■ MATERIAL SUPPLIED:

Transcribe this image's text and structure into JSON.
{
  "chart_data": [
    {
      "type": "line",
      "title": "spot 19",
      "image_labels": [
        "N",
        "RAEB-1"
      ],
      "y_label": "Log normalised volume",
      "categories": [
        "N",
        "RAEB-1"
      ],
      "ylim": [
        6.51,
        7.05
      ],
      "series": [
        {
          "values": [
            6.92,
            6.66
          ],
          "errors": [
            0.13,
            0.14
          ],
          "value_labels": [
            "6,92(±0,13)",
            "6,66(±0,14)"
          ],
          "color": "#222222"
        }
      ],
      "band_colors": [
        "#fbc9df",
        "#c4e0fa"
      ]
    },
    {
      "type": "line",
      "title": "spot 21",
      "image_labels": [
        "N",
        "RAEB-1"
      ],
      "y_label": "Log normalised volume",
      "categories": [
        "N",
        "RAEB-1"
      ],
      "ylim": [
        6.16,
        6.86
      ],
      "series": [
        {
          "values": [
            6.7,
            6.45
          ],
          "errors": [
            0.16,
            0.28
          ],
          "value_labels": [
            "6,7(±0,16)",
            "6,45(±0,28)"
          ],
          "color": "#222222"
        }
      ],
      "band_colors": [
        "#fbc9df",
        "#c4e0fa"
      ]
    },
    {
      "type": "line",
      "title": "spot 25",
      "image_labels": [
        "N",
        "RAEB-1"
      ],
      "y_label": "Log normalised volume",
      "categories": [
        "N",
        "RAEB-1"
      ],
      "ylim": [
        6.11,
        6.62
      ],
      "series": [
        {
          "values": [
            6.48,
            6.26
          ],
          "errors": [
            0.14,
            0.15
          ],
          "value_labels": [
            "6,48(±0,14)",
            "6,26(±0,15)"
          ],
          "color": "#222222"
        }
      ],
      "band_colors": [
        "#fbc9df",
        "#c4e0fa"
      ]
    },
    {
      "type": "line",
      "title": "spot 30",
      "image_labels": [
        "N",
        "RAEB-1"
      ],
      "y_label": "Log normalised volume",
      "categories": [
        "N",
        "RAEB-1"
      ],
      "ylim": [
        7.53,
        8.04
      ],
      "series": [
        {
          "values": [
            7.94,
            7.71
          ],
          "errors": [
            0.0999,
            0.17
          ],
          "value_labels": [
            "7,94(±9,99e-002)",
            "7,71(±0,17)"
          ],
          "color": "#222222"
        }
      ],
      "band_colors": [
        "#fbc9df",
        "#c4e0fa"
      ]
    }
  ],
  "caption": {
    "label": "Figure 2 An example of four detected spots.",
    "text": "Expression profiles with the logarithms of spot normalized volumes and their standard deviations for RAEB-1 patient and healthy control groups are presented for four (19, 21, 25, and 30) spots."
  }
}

■ GOAL:
Above are some records; repeat all of them exactly.

■ RESPONSE TO THIS EXERCISE:
Transcribe this image's text and structure into JSON.
{
  "chart_data": [
    {
      "type": "line",
      "title": "spot 19",
      "image_labels": [
        "N",
        "RAEB-1"
      ],
      "y_label": "Log normalised volume",
      "categories": [
        "N",
        "RAEB-1"
      ],
      "ylim": [
        6.51,
        7.05
      ],
      "series": [
        {
          "values": [
            6.92,
            6.66
          ],
          "errors": [
            0.13,
            0.14
          ],
          "value_labels": [
            "6,92(±0,13)",
            "6,66(±0,14)"
          ],
          "color": "#222222"
        }
      ],
      "band_colors": [
        "#fbc9df",
        "#c4e0fa"
      ]
    },
    {
      "type": "line",
      "title": "spot 21",
      "image_labels": [
        "N",
        "RAEB-1"
      ],
      "y_label": "Log normalised volume",
      "categories": [
        "N",
        "RAEB-1"
      ],
      "ylim": [
        6.16,
        6.86
      ],
      "series": [
        {
          "values": [
            6.7,
            6.45
          ],
          "errors": [
            0.16,
            0.28
          ],
          "value_labels": [
            "6,7(±0,16)",
            "6,45(±0,28)"
          ],
          "color": "#222222"
        }
      ],
      "band_colors": [
        "#fbc9df",
        "#c4e0fa"
      ]
    },
    {
      "type": "line",
      "title": "spot 25",
      "image_labels": [
        "N",
        "RAEB-1"
      ],
      "y_label": "Log normalised volume",
      "categories": [
        "N",
        "RAEB-1"
      ],
      "ylim": [
        6.11,
        6.62
      ],
      "series": [
        {
          "values": [
            6.48,
            6.26
          ],
          "errors": [
            0.14,
            0.15
          ],
          "value_labels": [
            "6,48(±0,14)",
            "6,26(±0,15)"
          ],
          "color": "#222222"
        }
      ],
      "band_colors": [
        "#fbc9df",
        "#c4e0fa"
      ]
    },
    {
      "type": "line",
      "title": "spot 30",
      "image_labels": [
        "N",
        "RAEB-1"
      ],
      "y_label": "Log normalised volume",
      "categories": [
        "N",
        "RAEB-1"
      ],
      "ylim": [
        7.53,
        8.04
      ],
      "series": [
        {
          "values": [
            7.94,
            7.71
          ],
          "errors": [
            0.0999,
            0.17
          ],
          "value_labels": [
            "7,94(±9,99e-002)",
            "7,71(±0,17)"
          ],
          "color": "#222222"
        }
      ],
      "band_colors": [
        "#fbc9df",
        "#c4e0fa"
      ]
    }
  ],
  "caption": {
    "label": "Figure 2 An example of four detected spots.",
    "text": "Expression profiles with the logarithms of spot normalized volumes and their standard deviations for RAEB-1 patient and healthy control groups are presented for four (19, 21, 25, and 30) spots."
  }
}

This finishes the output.